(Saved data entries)

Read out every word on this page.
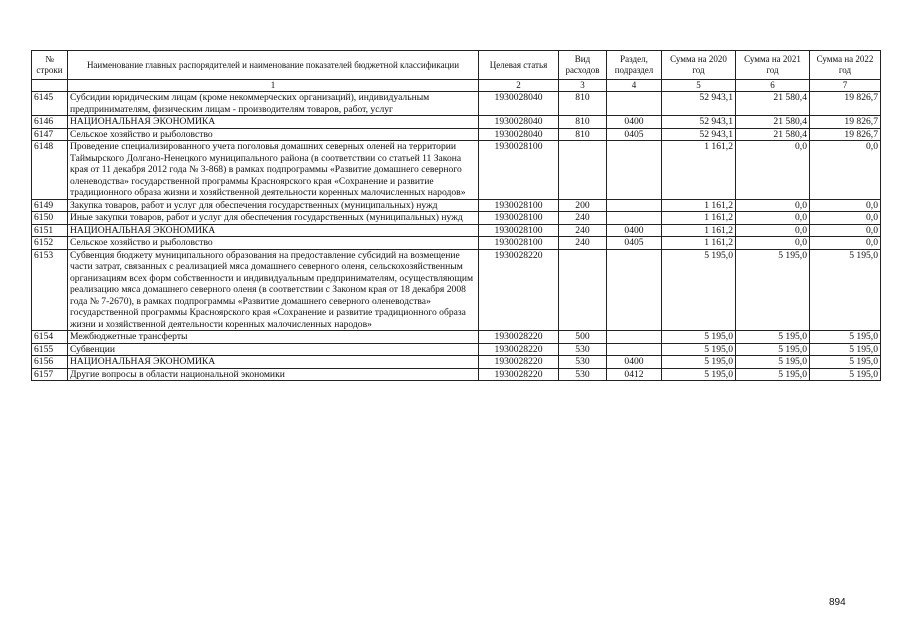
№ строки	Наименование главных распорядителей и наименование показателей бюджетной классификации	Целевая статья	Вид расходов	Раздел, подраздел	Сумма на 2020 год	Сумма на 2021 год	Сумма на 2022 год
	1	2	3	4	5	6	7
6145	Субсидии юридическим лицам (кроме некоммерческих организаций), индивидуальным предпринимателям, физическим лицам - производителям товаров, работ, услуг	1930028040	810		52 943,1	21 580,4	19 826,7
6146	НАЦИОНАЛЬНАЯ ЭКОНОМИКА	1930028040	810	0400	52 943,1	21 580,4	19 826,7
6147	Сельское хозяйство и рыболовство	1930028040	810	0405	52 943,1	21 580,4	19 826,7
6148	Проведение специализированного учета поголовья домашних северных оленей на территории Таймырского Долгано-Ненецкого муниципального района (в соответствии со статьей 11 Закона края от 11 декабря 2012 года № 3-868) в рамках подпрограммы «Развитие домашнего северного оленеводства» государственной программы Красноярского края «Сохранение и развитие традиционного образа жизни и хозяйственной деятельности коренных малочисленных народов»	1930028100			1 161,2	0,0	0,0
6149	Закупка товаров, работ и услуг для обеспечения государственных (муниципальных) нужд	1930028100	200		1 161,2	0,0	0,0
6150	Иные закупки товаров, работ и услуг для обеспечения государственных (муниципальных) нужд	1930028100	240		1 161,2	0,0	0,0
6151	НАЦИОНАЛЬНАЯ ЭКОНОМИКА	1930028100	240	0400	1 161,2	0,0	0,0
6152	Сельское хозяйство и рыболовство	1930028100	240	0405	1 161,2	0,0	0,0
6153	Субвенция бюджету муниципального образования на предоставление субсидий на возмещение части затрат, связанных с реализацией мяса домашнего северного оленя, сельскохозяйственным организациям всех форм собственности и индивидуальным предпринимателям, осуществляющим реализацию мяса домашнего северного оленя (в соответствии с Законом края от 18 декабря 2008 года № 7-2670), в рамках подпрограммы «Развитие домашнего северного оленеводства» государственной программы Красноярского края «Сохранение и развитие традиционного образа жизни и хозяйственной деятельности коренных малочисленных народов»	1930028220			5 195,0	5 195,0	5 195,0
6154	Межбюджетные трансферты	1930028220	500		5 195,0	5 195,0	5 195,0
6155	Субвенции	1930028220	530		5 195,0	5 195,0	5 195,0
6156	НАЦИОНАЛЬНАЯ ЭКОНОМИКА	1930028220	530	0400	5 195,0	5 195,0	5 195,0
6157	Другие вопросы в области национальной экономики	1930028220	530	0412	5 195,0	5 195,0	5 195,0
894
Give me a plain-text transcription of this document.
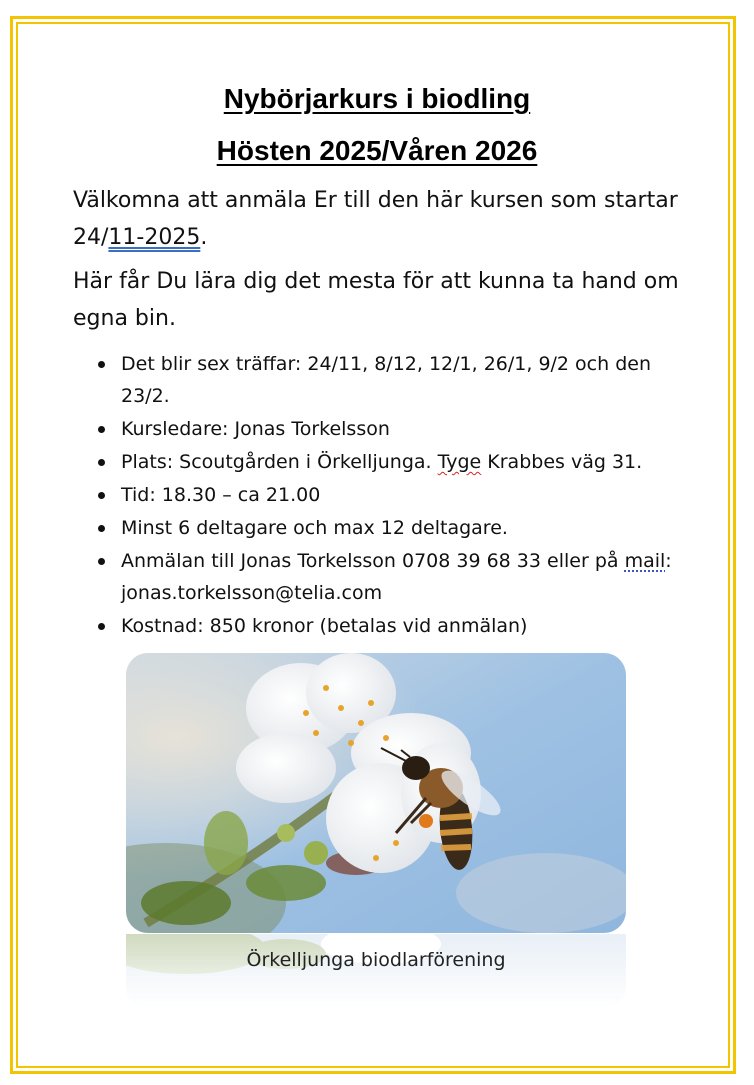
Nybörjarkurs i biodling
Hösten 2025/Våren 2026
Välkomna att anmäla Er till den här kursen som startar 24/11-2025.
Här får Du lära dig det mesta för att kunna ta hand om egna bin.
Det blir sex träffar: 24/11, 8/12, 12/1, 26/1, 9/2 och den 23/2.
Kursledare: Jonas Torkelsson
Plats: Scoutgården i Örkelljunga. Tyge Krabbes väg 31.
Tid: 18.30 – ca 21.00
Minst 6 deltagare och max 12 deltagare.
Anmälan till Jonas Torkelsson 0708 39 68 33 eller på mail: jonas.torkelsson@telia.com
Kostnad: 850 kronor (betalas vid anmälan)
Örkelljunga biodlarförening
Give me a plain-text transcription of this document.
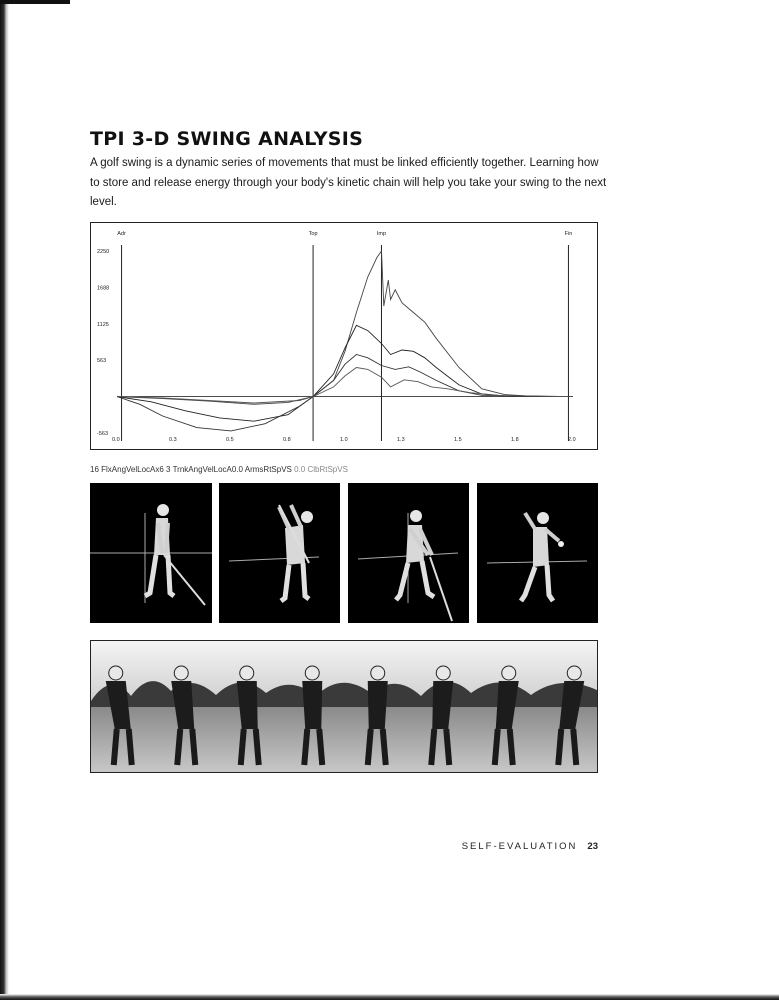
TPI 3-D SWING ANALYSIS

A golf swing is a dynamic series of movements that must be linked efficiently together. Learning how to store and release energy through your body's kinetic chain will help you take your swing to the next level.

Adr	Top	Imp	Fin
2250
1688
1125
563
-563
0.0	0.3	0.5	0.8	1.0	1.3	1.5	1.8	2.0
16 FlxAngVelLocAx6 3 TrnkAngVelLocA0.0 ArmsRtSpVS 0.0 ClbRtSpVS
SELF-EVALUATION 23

--- What to work on ---
Copy all lines from the data that hold the word "государственных".

--- Result for this exercise ---
6149	Закупка товаров, работ и услуг для обеспечения государственных (муниципальных) нужд	1930028100	200		1 161,2	0,0	0,0
6150	Иные закупки товаров, работ и услуг для обеспечения государственных (муниципальных) нужд	1930028100	240		1 161,2	0,0	0,0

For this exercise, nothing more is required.